● DO THIS: Give the number of lines below that contain the word "order", and nothing else.

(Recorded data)
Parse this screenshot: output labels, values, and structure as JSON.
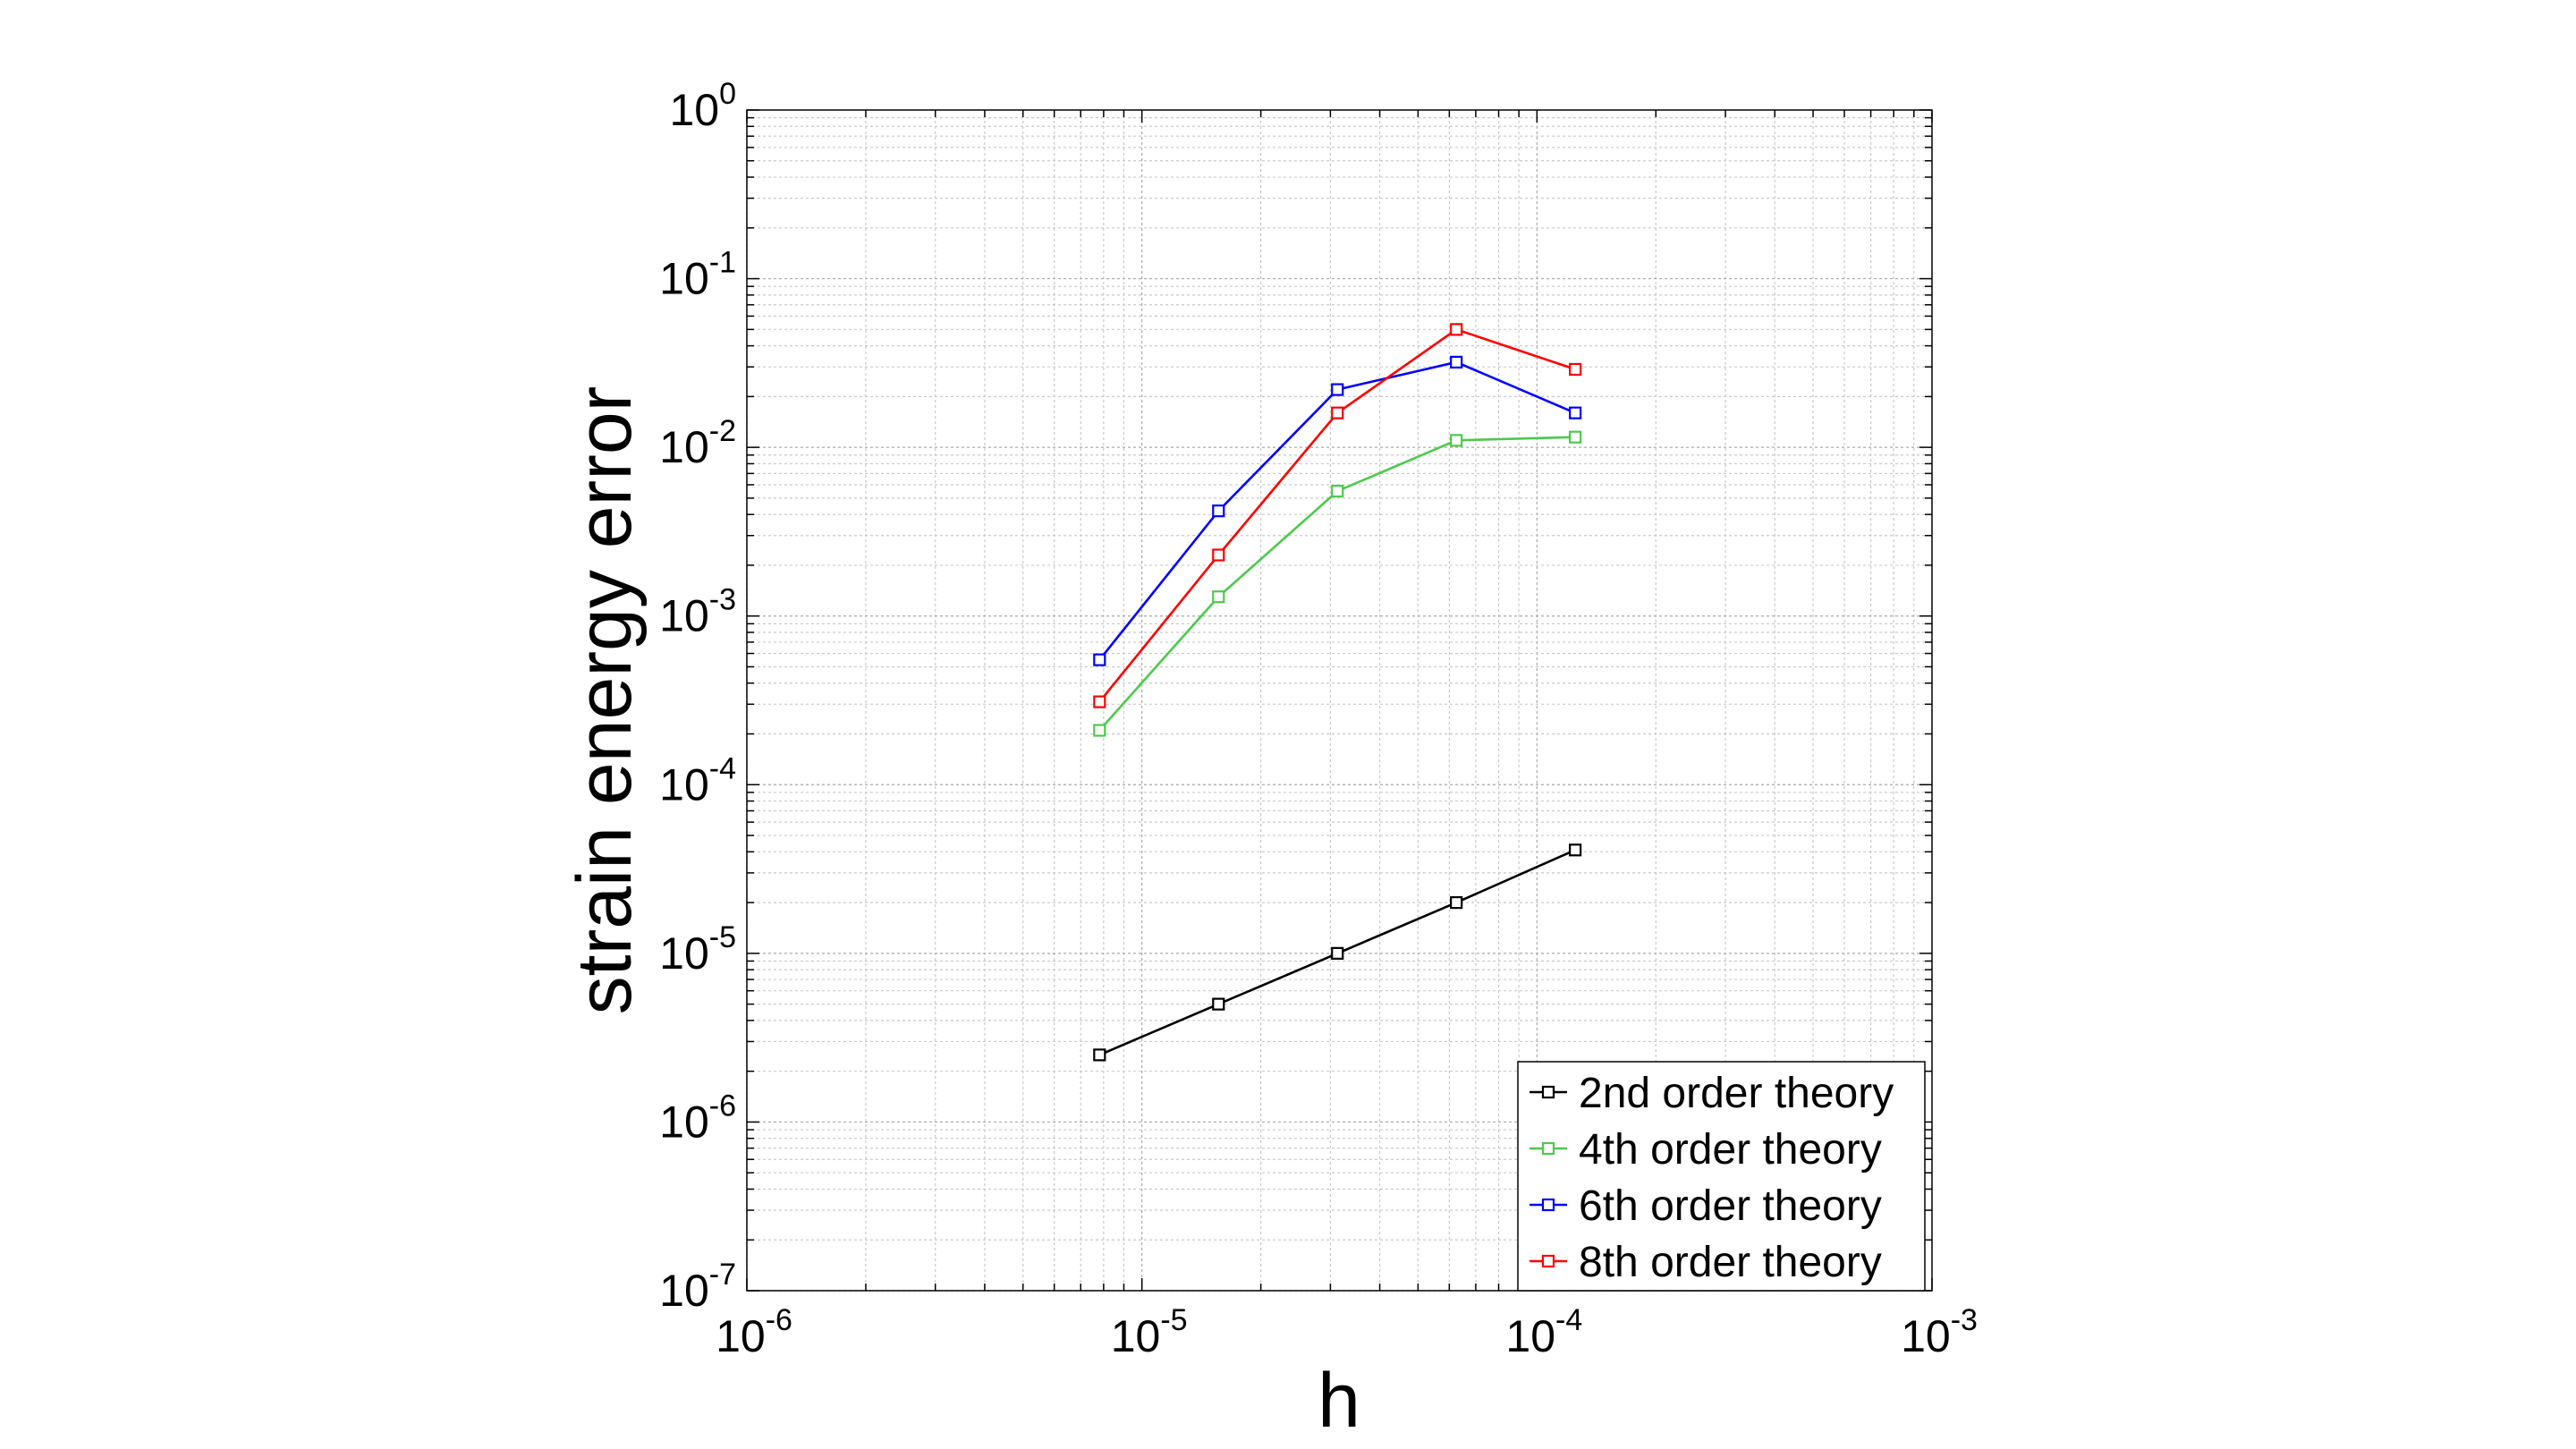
{
  "chart_data": {
    "type": "line",
    "xlabel": "h",
    "ylabel": "strain energy error",
    "xscale": "log",
    "yscale": "log",
    "xlim": [
      1e-06,
      0.001
    ],
    "ylim": [
      1e-07,
      1
    ],
    "grid": true,
    "legend_position": "bottom-right",
    "x_ticks": [
      {
        "base": "10",
        "exp": "-6"
      },
      {
        "base": "10",
        "exp": "-5"
      },
      {
        "base": "10",
        "exp": "-4"
      },
      {
        "base": "10",
        "exp": "-3"
      }
    ],
    "y_ticks": [
      {
        "base": "10",
        "exp": "-7"
      },
      {
        "base": "10",
        "exp": "-6"
      },
      {
        "base": "10",
        "exp": "-5"
      },
      {
        "base": "10",
        "exp": "-4"
      },
      {
        "base": "10",
        "exp": "-3"
      },
      {
        "base": "10",
        "exp": "-2"
      },
      {
        "base": "10",
        "exp": "-1"
      },
      {
        "base": "10",
        "exp": "0"
      }
    ],
    "x": [
      7.8125e-06,
      1.5625e-05,
      3.125e-05,
      6.25e-05,
      0.000125
    ],
    "series": [
      {
        "name": "2nd order theory",
        "color": "#000000",
        "marker": "square",
        "values": [
          2.5e-06,
          5e-06,
          1e-05,
          2e-05,
          4.1e-05
        ]
      },
      {
        "name": "4th order theory",
        "color": "#4cc94c",
        "marker": "square",
        "values": [
          0.00021,
          0.0013,
          0.0055,
          0.011,
          0.0115
        ]
      },
      {
        "name": "6th order theory",
        "color": "#0000ff",
        "marker": "square",
        "values": [
          0.00055,
          0.0042,
          0.022,
          0.032,
          0.016
        ]
      },
      {
        "name": "8th order theory",
        "color": "#ff0000",
        "marker": "square",
        "values": [
          0.00031,
          0.0023,
          0.016,
          0.05,
          0.029
        ]
      }
    ]
  }
}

● EXPECTED OUTPUT: 4